* Aim of the task: Your job is to restate each entry word for word.

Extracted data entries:
════════════════

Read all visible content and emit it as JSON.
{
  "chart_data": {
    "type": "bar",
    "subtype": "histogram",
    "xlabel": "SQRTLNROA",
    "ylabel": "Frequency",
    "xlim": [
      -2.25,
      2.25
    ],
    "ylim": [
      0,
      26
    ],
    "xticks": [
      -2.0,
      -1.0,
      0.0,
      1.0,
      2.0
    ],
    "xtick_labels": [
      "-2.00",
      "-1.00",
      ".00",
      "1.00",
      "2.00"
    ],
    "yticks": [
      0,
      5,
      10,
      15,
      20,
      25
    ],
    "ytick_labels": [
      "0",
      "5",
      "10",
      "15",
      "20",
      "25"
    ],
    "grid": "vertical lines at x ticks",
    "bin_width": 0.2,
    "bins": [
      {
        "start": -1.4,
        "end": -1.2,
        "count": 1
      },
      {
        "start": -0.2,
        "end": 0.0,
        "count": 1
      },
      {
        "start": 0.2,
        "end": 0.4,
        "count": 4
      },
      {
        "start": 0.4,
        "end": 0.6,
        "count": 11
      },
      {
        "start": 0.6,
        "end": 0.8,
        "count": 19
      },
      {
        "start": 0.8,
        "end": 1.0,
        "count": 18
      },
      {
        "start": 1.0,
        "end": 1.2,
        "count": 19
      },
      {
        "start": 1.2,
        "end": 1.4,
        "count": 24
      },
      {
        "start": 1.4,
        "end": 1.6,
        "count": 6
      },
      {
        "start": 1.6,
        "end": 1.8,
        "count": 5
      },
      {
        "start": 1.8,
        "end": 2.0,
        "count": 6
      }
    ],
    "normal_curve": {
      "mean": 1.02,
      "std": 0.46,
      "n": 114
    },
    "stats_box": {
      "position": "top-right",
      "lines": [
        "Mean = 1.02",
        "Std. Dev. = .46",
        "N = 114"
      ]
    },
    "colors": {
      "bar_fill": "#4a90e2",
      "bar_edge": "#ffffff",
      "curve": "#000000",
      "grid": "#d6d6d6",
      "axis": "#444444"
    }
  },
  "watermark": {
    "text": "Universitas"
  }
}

════════════════

* Complete response:
Read all visible content and emit it as JSON.
{
  "chart_data": {
    "type": "bar",
    "subtype": "histogram",
    "xlabel": "SQRTLNROA",
    "ylabel": "Frequency",
    "xlim": [
      -2.25,
      2.25
    ],
    "ylim": [
      0,
      26
    ],
    "xticks": [
      -2.0,
      -1.0,
      0.0,
      1.0,
      2.0
    ],
    "xtick_labels": [
      "-2.00",
      "-1.00",
      ".00",
      "1.00",
      "2.00"
    ],
    "yticks": [
      0,
      5,
      10,
      15,
      20,
      25
    ],
    "ytick_labels": [
      "0",
      "5",
      "10",
      "15",
      "20",
      "25"
    ],
    "grid": "vertical lines at x ticks",
    "bin_width": 0.2,
    "bins": [
      {
        "start": -1.4,
        "end": -1.2,
        "count": 1
      },
      {
        "start": -0.2,
        "end": 0.0,
        "count": 1
      },
      {
        "start": 0.2,
        "end": 0.4,
        "count": 4
      },
      {
        "start": 0.4,
        "end": 0.6,
        "count": 11
      },
      {
        "start": 0.6,
        "end": 0.8,
        "count": 19
      },
      {
        "start": 0.8,
        "end": 1.0,
        "count": 18
      },
      {
        "start": 1.0,
        "end": 1.2,
        "count": 19
      },
      {
        "start": 1.2,
        "end": 1.4,
        "count": 24
      },
      {
        "start": 1.4,
        "end": 1.6,
        "count": 6
      },
      {
        "start": 1.6,
        "end": 1.8,
        "count": 5
      },
      {
        "start": 1.8,
        "end": 2.0,
        "count": 6
      }
    ],
    "normal_curve": {
      "mean": 1.02,
      "std": 0.46,
      "n": 114
    },
    "stats_box": {
      "position": "top-right",
      "lines": [
        "Mean = 1.02",
        "Std. Dev. = .46",
        "N = 114"
      ]
    },
    "colors": {
      "bar_fill": "#4a90e2",
      "bar_edge": "#ffffff",
      "curve": "#000000",
      "grid": "#d6d6d6",
      "axis": "#444444"
    }
  },
  "watermark": {
    "text": "Universitas"
  }
}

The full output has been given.